[start of AVAILABLE DATA]

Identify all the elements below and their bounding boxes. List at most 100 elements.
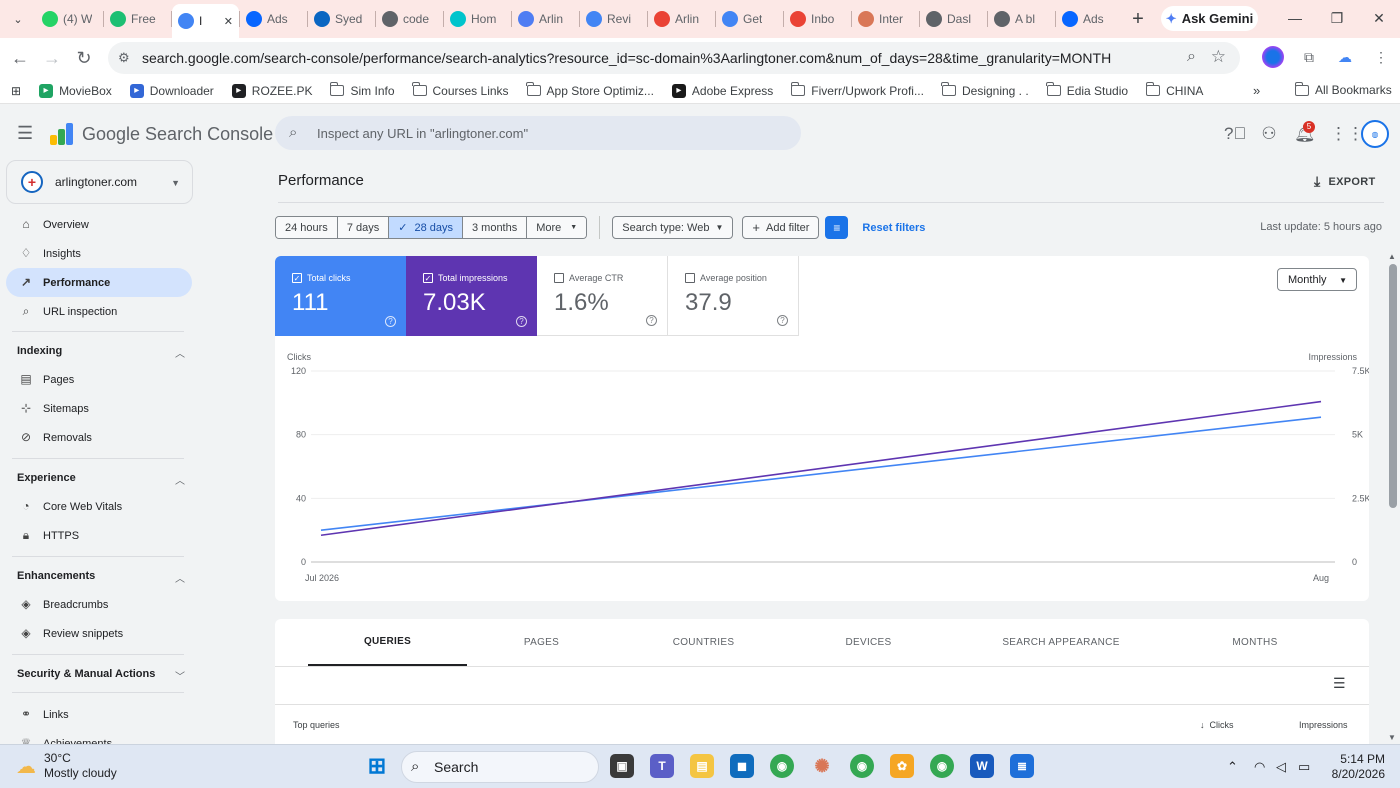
tab-devices[interactable]: DEVICES [787,619,950,666]
browser-tab[interactable]: Get [716,4,783,34]
reset-filters-link[interactable]: Reset filters [862,222,925,234]
checkbox-icon[interactable] [685,273,695,283]
manage-users-icon[interactable]: ⚇ [1259,124,1279,144]
browser-tab[interactable]: Inbo [784,4,851,34]
chrome-icon[interactable]: ◉ [770,754,794,778]
browser-tab[interactable]: A bl [988,4,1055,34]
claude-icon[interactable]: ✺ [810,754,834,778]
show-hidden-icons[interactable]: ⌃ [1227,759,1238,775]
bookmark-item[interactable]: Designing . . [933,82,1038,98]
account-avatar[interactable]: ◍ [1361,120,1389,148]
scrollbar-thumb[interactable] [1389,264,1397,508]
minimize-button[interactable]: — [1274,0,1316,36]
new-tab-button[interactable]: + [1123,8,1153,31]
browser-tab[interactable]: Ads [240,4,307,34]
sidebar-item-overview[interactable]: ⌂ Overview [6,210,192,239]
tab-search-icon[interactable]: ⌄ [0,13,36,26]
bookmark-star-icon[interactable]: ☆ [1211,47,1226,67]
more-menu-icon[interactable]: ⋮ [1370,46,1392,68]
checkbox-checked-icon[interactable]: ✓ [292,273,302,283]
col-header-clicks[interactable]: ↓ Clicks [1200,720,1234,730]
section-security-manual-actions[interactable]: Security & Manual Actions ﹀ [17,668,185,683]
bookmark-item[interactable]: Fiverr/Upwork Profi... [782,82,933,98]
bookmark-item[interactable]: ▸ Adobe Express [663,83,782,98]
browser-tab[interactable]: Syed [308,4,375,34]
browser-tab[interactable]: Free [104,4,171,34]
date-range-24-hours[interactable]: 24 hours [276,217,338,238]
sidebar-item-core-web-vitals[interactable]: ◔ Core Web Vitals [6,492,192,521]
property-selector[interactable]: + arlingtoner.com ▼ [6,160,193,204]
date-range-28-days[interactable]: ✓ 28 days [389,217,463,238]
chrome-profile-2-icon[interactable]: ◉ [930,754,954,778]
browser-tab[interactable]: Hom [444,4,511,34]
help-icon[interactable]: ? [777,315,788,326]
bookmark-item[interactable]: ▸ MovieBox [30,83,121,98]
date-range-3-months[interactable]: 3 months [462,217,528,238]
sidebar-item-pages[interactable]: ▤ Pages [6,365,192,394]
battery-icon[interactable]: ▭ [1298,759,1310,775]
browser-tab[interactable]: Arlin [512,4,579,34]
sidebar-item-https[interactable]: 🔒︎ HTTPS [6,521,192,550]
sidebar-item-breadcrumbs[interactable]: ◈ Breadcrumbs [6,590,192,619]
profile-icon[interactable]: ☁ [1334,46,1356,68]
taskbar-search[interactable]: ⌕ Search [401,751,599,783]
zoom-icon[interactable]: ⌕ [1187,48,1196,66]
url-inspect-search[interactable]: ⌕ Inspect any URL in "arlingtoner.com" [275,116,801,150]
file-explorer-icon[interactable]: ▤ [690,754,714,778]
section-indexing[interactable]: Indexing ︿ [17,345,185,360]
close-tab-icon[interactable]: ✕ [224,15,233,28]
scroll-down-icon[interactable]: ▼ [1388,733,1396,742]
extension-icon[interactable] [1262,46,1284,68]
granularity-dropdown[interactable]: Monthly ▼ [1277,268,1357,291]
filter-settings-icon[interactable]: ≡ [825,216,849,239]
windows-start-icon[interactable]: ⊞ [365,753,389,778]
search-type-chip[interactable]: Search type: Web ▼ [612,216,734,239]
checkbox-checked-icon[interactable]: ✓ [423,273,433,283]
google-apps-icon[interactable]: ⋮⋮ [1330,124,1364,144]
sidebar-item-performance[interactable]: ↗ Performance [6,268,192,297]
section-enhancements[interactable]: Enhancements ︿ [17,570,185,585]
teams-icon[interactable]: T [650,754,674,778]
task-view-icon[interactable]: ▣ [610,754,634,778]
metric-tile-average-ctr[interactable]: Average CTR 1.6%? [537,256,668,336]
volume-icon[interactable]: ◁ [1276,759,1286,775]
metric-tile-average-position[interactable]: Average position 37.9? [668,256,799,336]
store-icon[interactable]: ◼ [730,754,754,778]
page-scrollbar[interactable]: ▲ ▼ [1386,250,1400,744]
wifi-icon[interactable]: ◠ [1254,759,1265,775]
tab-queries[interactable]: QUERIES [308,619,467,666]
tab-months[interactable]: MONTHS [1200,619,1310,666]
bookmark-item[interactable]: CHINA [1137,82,1212,98]
tab-countries[interactable]: COUNTRIES [627,619,780,666]
app-logo[interactable]: Google Search Console [50,123,273,145]
back-icon[interactable]: ← [4,48,36,69]
date-range-7-days[interactable]: 7 days [337,217,390,238]
bookmark-item[interactable]: Sim Info [321,82,403,98]
sidebar-item-links[interactable]: ⚭ Links [6,700,192,729]
help-icon[interactable]: ? [516,316,527,327]
reload-icon[interactable]: ↻ [68,48,100,69]
browser-tab[interactable]: Revi [580,4,647,34]
browser-tab[interactable]: Dasl [920,4,987,34]
sidebar-item-removals[interactable]: ⊘ Removals [6,423,192,452]
ask-gemini-button[interactable]: ✦ Ask Gemini [1161,6,1258,31]
metric-tile-total-clicks[interactable]: ✓ Total clicks 111? [275,256,406,336]
sidebar-item-sitemaps[interactable]: ⊹ Sitemaps [6,394,192,423]
maximize-button[interactable]: ❐ [1316,0,1358,36]
browser-tab[interactable]: Inter [852,4,919,34]
sidebar-item-url-inspection[interactable]: ⌕ URL inspection [6,297,192,326]
notepad-icon[interactable]: ≣ [1010,754,1034,778]
filter-rows-icon[interactable]: ☰ [1333,675,1346,692]
hamburger-menu-icon[interactable]: ☰ [17,123,33,144]
apps-grid-icon[interactable]: ⊞ [0,84,30,98]
help-icon[interactable]: ?⃝ [1224,124,1246,144]
browser-tab[interactable]: I ✕ [172,4,239,38]
all-bookmarks[interactable]: All Bookmarks [1286,81,1400,97]
col-header-impressions[interactable]: Impressions [1299,720,1348,730]
app-icon[interactable]: ✿ [890,754,914,778]
puzzle-icon[interactable]: ⧉ [1298,46,1320,68]
word-icon[interactable]: W [970,754,994,778]
browser-tab[interactable]: Ads [1056,4,1123,34]
bookmark-item[interactable]: Courses Links [404,82,518,98]
add-filter-button[interactable]: + Add filter [742,216,820,239]
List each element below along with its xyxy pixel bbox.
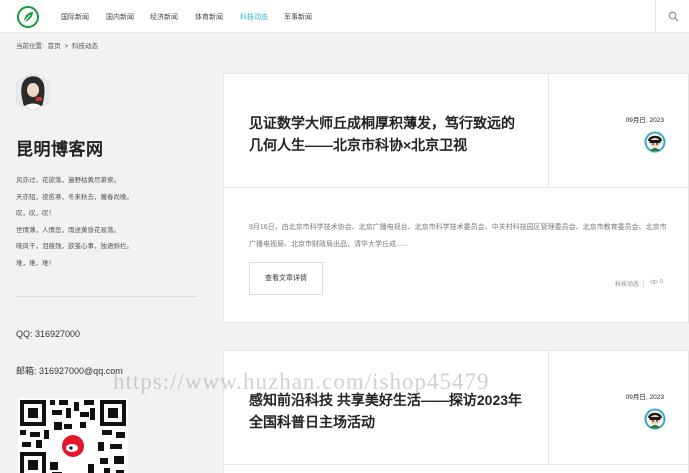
poem-line: 天亦短，夜愈寒，冬来秋去，暖春尚晚。: [16, 193, 133, 201]
post-card-header: 感知前沿科技 共享美好生活——探访2023年全国科普日主场活动 09月日, 20…: [224, 351, 689, 465]
contact-email: 邮箱: 316927000@qq.com: [16, 366, 123, 376]
author-avatar-icon[interactable]: [644, 408, 666, 430]
breadcrumb: 当前位置: 首页 > 科技动态: [16, 40, 100, 50]
site-title: 昆明博客网: [16, 140, 104, 159]
post-excerpt: 9月16日，由北京市科学技术协会、北京广播电视台、北京市科学技术委员会、中关村科…: [249, 224, 667, 248]
poem-line: 难，难，难！: [16, 259, 55, 267]
read-more-button[interactable]: 查看文章详情: [249, 262, 323, 295]
post-meta-column: 09月日, 2023: [548, 74, 689, 188]
post-meta-column: 09月日, 2023: [548, 351, 689, 465]
author-avatar-icon[interactable]: [644, 131, 666, 153]
sidebar-divider: [16, 296, 197, 297]
post-views-count: 0: [659, 279, 664, 286]
search-icon: [668, 11, 679, 22]
breadcrumb-home-link[interactable]: 首页: [48, 43, 61, 50]
meta-divider: [643, 280, 644, 287]
nav-item-sports[interactable]: 体育新闻: [195, 12, 223, 22]
top-navbar: 国际新闻 国内新闻 经济新闻 体育新闻 科技动态 军事新闻: [0, 0, 689, 33]
nav-item-domestic[interactable]: 国内新闻: [106, 12, 134, 22]
post-date: 09月日, 2023: [625, 394, 664, 401]
poem-line: 世情薄，人情恶，雨送黄昏花易落。: [16, 226, 120, 234]
eye-icon: [650, 279, 658, 285]
contact-qq: QQ: 316927000: [16, 329, 81, 339]
poem-line: 叹，叹，叹！: [16, 210, 55, 218]
qr-code-image: [18, 398, 128, 473]
post-date: 09月日, 2023: [625, 117, 664, 124]
post-title-link[interactable]: 见证数学大师丘成桐厚积薄发，笃行致远的几何人生——北京市科协×北京卫视: [249, 112, 524, 156]
nav-item-tech[interactable]: 科技动态: [240, 12, 268, 22]
sidebar-poem: 风亦过，花欲落，遍野枯黄尽萧索。 天亦短，夜愈寒，冬来秋去，暖春尚晚。 叹，叹，…: [16, 173, 133, 273]
breadcrumb-current[interactable]: 科技动态: [72, 43, 98, 50]
poem-line: 风亦过，花欲落，遍野枯黄尽萧索。: [16, 177, 120, 184]
leaf-logo-icon[interactable]: [17, 6, 39, 28]
poem-line: 晓风干，泪痕残，欲笺心事，独语斜栏。: [16, 243, 133, 251]
search-button[interactable]: [655, 0, 689, 33]
author-avatar[interactable]: [15, 72, 51, 112]
post-card-header: 见证数学大师丘成桐厚积薄发，笃行致远的几何人生——北京市科协×北京卫视 09月日…: [224, 74, 689, 188]
nav-item-international[interactable]: 国际新闻: [61, 12, 89, 22]
post-card: 见证数学大师丘成桐厚积薄发，笃行致远的几何人生——北京市科协×北京卫视 09月日…: [223, 73, 689, 323]
post-card: 感知前沿科技 共享美好生活——探访2023年全国科普日主场活动 09月日, 20…: [223, 350, 689, 473]
nav-item-economy[interactable]: 经济新闻: [150, 12, 178, 22]
breadcrumb-separator: >: [64, 43, 69, 50]
post-views: 0: [650, 279, 663, 286]
post-title-link[interactable]: 感知前沿科技 共享美好生活——探访2023年全国科普日主场活动: [249, 389, 524, 433]
sidebar: 昆明博客网 风亦过，花欲落，遍野枯黄尽萧索。 天亦短，夜愈寒，冬来秋去，暖春尚晚…: [0, 55, 223, 473]
post-category-link[interactable]: 科技动态: [615, 279, 639, 288]
breadcrumb-label: 当前位置:: [16, 43, 44, 50]
nav-item-military[interactable]: 军事新闻: [284, 12, 312, 22]
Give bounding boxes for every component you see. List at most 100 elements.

[end of AVAILABLE DATA]

● AIM OF THE TASK
Copy out the listing lines starting at the one containing "tab-devices[interactable]: DEVICES [787,619,950,666]" and ending at the one containing "date-range-28-days[interactable]: ✓ 28", both included, with nothing changed.

● EXPECTED ANSWER
tab-devices[interactable]: DEVICES [787,619,950,666]
browser-tab[interactable]: Get [716,4,783,34]
reset-filters-link[interactable]: Reset filters [862,222,925,234]
checkbox-icon[interactable] [685,273,695,283]
manage-users-icon[interactable]: ⚇ [1259,124,1279,144]
browser-tab[interactable]: Inbo [784,4,851,34]
chrome-icon[interactable]: ◉ [770,754,794,778]
browser-tab[interactable]: A bl [988,4,1055,34]
claude-icon[interactable]: ✺ [810,754,834,778]
show-hidden-icons[interactable]: ⌃ [1227,759,1238,775]
bookmark-item[interactable]: Designing . . [933,82,1038,98]
account-avatar[interactable]: ◍ [1361,120,1389,148]
scrollbar-thumb[interactable] [1389,264,1397,508]
minimize-button[interactable]: — [1274,0,1316,36]
new-tab-button[interactable]: + [1123,8,1153,31]
browser-tab[interactable]: Ads [240,4,307,34]
sidebar-item-overview[interactable]: ⌂ Overview [6,210,192,239]
tab-search-icon[interactable]: ⌄ [0,13,36,26]
bookmark-star-icon[interactable]: ☆ [1211,47,1226,67]
more-menu-icon[interactable]: ⋮ [1370,46,1392,68]
checkbox-checked-icon[interactable]: ✓ [292,273,302,283]
col-header-clicks[interactable]: ↓ Clicks [1200,720,1234,730]
section-security-manual-actions[interactable]: Security & Manual Actions ﹀ [17,668,185,683]
bookmark-item[interactable]: Fiverr/Upwork Profi... [782,82,933,98]
bookmark-item[interactable]: ▸ Adobe Express [663,83,782,98]
browser-tab[interactable]: Syed [308,4,375,34]
browser-tab[interactable]: Free [104,4,171,34]
date-range-24-hours[interactable]: 24 hours [276,217,338,238]
sidebar-item-core-web-vitals[interactable]: ◔ Core Web Vitals [6,492,192,521]
property-selector[interactable]: + arlingtoner.com ▼ [6,160,193,204]
date-range-28-days[interactable]: ✓ 28 days [389,217,463,238]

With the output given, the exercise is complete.